The problem
Check each line of the material below for "goma", then copy the ones that contain it.

Stored dataset items
= = = =

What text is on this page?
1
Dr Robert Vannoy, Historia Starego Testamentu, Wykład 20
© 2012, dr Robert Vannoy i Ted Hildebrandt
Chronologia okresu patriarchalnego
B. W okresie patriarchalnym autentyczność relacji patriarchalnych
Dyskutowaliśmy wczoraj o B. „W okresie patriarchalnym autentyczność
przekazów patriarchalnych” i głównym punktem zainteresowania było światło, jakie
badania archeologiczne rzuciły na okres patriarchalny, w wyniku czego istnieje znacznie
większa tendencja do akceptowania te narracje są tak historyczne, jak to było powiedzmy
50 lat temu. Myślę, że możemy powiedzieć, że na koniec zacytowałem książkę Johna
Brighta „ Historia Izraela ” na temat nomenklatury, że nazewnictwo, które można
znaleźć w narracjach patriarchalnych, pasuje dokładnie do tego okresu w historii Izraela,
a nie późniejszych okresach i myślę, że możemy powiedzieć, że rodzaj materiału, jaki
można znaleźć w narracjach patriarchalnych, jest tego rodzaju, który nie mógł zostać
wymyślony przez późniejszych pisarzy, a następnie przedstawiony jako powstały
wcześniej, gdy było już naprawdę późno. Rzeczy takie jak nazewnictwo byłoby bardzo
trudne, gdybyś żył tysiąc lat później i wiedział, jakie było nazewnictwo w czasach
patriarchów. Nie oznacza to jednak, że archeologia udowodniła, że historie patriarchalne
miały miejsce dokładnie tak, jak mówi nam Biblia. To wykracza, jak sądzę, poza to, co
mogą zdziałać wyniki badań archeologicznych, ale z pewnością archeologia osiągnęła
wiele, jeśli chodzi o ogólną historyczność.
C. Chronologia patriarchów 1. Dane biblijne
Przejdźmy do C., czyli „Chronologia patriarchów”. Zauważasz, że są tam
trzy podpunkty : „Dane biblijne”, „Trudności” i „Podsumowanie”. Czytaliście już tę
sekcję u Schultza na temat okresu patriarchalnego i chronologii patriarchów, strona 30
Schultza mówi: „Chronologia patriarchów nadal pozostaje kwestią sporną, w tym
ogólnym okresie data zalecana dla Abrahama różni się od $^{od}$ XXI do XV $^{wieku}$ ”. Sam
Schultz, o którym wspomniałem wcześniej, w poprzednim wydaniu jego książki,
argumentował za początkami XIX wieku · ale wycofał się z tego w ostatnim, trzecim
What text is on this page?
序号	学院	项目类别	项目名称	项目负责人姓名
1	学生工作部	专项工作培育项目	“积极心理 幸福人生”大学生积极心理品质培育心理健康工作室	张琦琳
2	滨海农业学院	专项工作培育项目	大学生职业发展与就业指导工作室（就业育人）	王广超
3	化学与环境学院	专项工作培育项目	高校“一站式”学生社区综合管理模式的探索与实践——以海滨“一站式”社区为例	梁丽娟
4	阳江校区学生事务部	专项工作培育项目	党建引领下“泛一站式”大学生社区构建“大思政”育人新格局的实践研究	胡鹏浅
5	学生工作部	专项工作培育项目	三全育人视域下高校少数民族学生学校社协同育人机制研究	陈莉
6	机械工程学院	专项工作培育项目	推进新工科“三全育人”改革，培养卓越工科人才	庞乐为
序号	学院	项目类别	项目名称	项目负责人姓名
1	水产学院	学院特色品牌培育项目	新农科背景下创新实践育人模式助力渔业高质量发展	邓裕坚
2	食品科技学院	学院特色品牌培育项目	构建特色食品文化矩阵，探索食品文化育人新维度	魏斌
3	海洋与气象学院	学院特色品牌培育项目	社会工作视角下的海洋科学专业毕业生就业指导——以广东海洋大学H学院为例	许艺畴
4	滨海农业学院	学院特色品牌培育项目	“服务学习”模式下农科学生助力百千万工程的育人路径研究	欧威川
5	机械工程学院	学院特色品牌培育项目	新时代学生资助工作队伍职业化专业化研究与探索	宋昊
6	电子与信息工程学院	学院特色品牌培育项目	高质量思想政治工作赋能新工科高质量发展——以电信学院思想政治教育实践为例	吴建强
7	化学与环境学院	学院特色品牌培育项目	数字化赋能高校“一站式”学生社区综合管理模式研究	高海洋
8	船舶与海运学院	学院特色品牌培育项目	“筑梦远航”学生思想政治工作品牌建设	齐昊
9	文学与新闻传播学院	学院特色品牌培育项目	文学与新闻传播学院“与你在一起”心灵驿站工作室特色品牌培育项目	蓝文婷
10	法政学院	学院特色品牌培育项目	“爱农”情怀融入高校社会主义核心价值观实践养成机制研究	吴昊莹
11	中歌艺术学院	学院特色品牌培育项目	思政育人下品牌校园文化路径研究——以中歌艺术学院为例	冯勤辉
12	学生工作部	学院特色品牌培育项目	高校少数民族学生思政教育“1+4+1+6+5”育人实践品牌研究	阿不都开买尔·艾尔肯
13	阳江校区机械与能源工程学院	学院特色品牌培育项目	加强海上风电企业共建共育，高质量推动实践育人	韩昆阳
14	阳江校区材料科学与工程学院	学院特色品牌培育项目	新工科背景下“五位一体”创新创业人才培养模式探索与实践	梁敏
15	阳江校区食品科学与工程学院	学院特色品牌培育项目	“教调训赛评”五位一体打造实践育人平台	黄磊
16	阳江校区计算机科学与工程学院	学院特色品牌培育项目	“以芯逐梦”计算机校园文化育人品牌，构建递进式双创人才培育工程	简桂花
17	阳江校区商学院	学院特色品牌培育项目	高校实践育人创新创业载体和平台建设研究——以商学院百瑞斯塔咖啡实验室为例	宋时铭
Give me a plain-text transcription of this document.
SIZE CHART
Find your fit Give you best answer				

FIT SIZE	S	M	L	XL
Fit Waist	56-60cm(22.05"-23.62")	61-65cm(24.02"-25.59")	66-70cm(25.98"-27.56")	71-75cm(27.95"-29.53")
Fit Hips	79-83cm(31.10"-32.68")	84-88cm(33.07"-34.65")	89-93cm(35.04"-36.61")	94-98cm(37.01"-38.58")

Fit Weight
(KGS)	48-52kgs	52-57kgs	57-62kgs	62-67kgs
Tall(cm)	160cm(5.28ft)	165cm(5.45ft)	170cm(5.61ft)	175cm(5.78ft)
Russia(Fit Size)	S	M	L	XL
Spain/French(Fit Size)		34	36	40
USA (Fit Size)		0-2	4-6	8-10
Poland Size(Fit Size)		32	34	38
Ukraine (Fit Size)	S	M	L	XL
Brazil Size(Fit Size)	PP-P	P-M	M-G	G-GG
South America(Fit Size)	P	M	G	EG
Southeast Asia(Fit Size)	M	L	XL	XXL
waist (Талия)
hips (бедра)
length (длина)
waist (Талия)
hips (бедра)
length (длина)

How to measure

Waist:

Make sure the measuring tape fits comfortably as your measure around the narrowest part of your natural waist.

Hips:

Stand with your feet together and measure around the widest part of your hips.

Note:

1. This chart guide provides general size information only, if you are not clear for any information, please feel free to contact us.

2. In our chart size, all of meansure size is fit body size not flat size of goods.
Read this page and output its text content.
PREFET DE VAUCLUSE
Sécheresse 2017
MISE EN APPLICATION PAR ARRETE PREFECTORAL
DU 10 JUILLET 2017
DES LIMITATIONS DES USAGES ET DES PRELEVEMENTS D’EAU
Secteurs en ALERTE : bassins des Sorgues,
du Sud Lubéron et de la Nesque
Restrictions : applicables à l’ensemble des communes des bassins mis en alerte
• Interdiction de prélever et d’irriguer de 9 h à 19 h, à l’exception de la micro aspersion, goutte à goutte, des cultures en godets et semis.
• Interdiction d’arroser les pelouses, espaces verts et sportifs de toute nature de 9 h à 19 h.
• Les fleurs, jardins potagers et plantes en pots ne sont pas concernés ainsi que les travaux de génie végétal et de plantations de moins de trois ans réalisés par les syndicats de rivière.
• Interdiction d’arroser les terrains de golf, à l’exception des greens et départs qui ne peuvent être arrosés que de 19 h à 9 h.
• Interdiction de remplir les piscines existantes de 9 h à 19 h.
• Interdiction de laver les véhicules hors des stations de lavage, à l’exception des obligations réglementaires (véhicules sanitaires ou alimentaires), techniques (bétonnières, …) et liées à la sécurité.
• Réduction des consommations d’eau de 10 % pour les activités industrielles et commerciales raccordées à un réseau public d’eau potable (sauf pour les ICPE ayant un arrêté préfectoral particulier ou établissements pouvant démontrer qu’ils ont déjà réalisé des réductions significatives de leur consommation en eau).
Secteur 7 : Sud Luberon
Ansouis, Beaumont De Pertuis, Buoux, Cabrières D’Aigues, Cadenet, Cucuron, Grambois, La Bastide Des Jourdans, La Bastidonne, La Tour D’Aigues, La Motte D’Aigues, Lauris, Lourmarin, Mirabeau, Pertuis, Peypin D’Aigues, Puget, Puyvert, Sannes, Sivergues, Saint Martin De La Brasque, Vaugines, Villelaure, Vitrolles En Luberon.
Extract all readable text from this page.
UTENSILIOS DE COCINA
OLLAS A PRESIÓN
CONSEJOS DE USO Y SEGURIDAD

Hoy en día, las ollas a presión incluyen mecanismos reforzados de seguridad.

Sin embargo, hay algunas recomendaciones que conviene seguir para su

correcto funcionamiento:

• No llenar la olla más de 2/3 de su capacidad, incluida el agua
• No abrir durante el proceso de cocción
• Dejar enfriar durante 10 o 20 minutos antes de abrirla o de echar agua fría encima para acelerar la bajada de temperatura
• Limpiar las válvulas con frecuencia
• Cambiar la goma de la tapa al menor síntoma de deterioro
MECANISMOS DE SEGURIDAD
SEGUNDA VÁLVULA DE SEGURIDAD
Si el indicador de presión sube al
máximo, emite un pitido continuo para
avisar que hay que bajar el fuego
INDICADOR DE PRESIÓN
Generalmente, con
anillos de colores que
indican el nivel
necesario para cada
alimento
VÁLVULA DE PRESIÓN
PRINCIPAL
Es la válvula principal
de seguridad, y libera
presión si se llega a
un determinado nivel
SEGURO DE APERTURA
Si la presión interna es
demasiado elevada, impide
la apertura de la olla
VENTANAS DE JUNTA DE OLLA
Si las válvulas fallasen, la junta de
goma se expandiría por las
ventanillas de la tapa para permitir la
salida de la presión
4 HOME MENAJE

= = = =

The result
• Cambiar la goma de la tapa al menor síntoma de deterioro
goma se expandiría por las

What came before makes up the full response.